Go through the entries below and retype them exactly, omitting each picture.

Dataset =>

= = = = =

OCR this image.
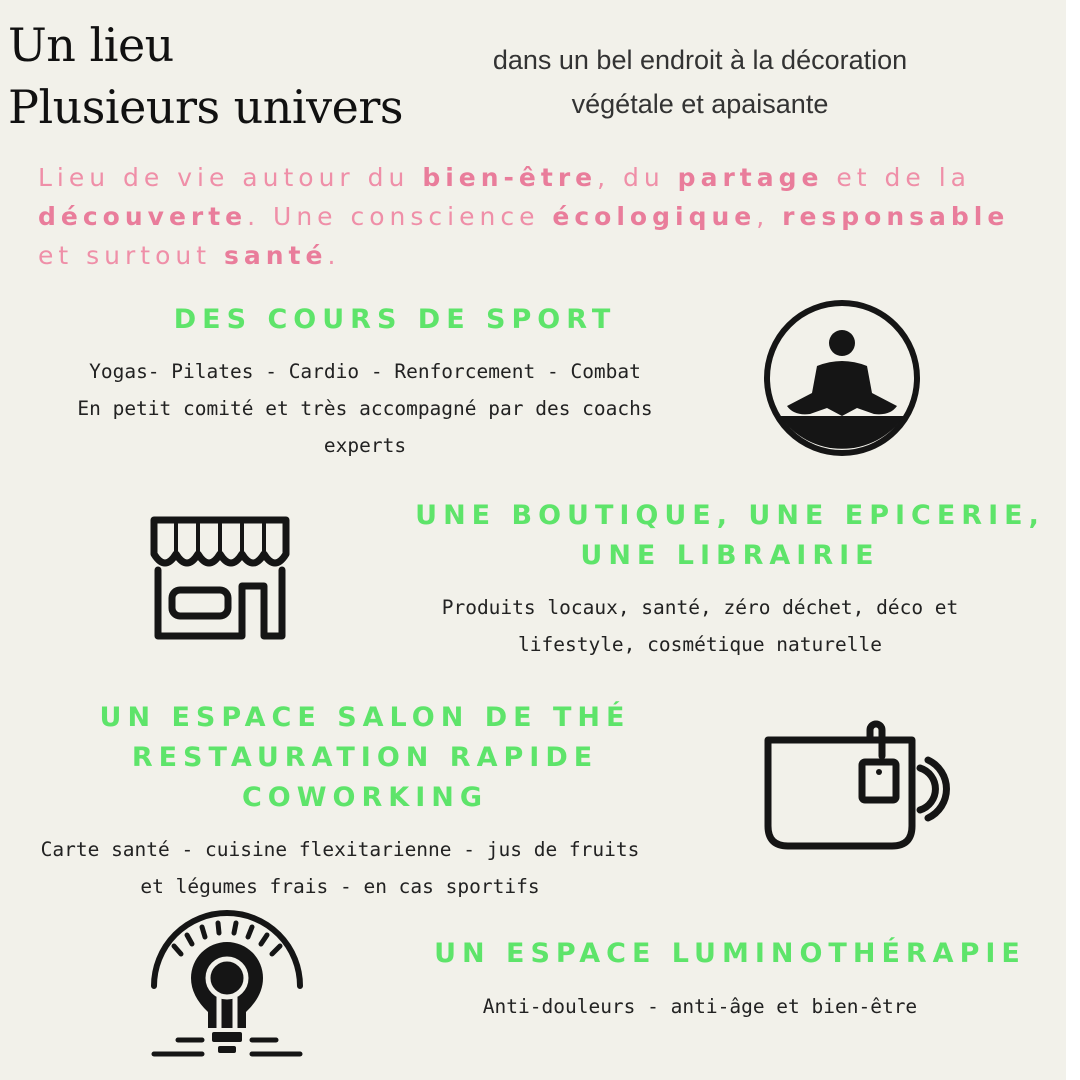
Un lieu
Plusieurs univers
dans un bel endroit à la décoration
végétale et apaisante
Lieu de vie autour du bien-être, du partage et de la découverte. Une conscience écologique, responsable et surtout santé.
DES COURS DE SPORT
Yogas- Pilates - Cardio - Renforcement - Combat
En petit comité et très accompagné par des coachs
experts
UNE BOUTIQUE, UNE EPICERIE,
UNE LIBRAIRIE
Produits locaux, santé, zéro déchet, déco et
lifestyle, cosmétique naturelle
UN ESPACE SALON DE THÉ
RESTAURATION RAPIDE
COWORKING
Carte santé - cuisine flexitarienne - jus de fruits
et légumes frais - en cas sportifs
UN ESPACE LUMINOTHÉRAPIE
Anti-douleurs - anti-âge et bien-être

= = = = =

Exercise response =>
OCR this image.
Un lieu
Plusieurs univers
dans un bel endroit à la décoration
végétale et apaisante
Lieu de vie autour du bien-être, du partage et de la découverte. Une conscience écologique, responsable et surtout santé.
DES COURS DE SPORT
Yogas- Pilates - Cardio - Renforcement - Combat
En petit comité et très accompagné par des coachs
experts
UNE BOUTIQUE, UNE EPICERIE,
UNE LIBRAIRIE
Produits locaux, santé, zéro déchet, déco et
lifestyle, cosmétique naturelle
UN ESPACE SALON DE THÉ
RESTAURATION RAPIDE
COWORKING
Carte santé - cuisine flexitarienne - jus de fruits
et légumes frais - en cas sportifs
UN ESPACE LUMINOTHÉRAPIE
Anti-douleurs - anti-âge et bien-être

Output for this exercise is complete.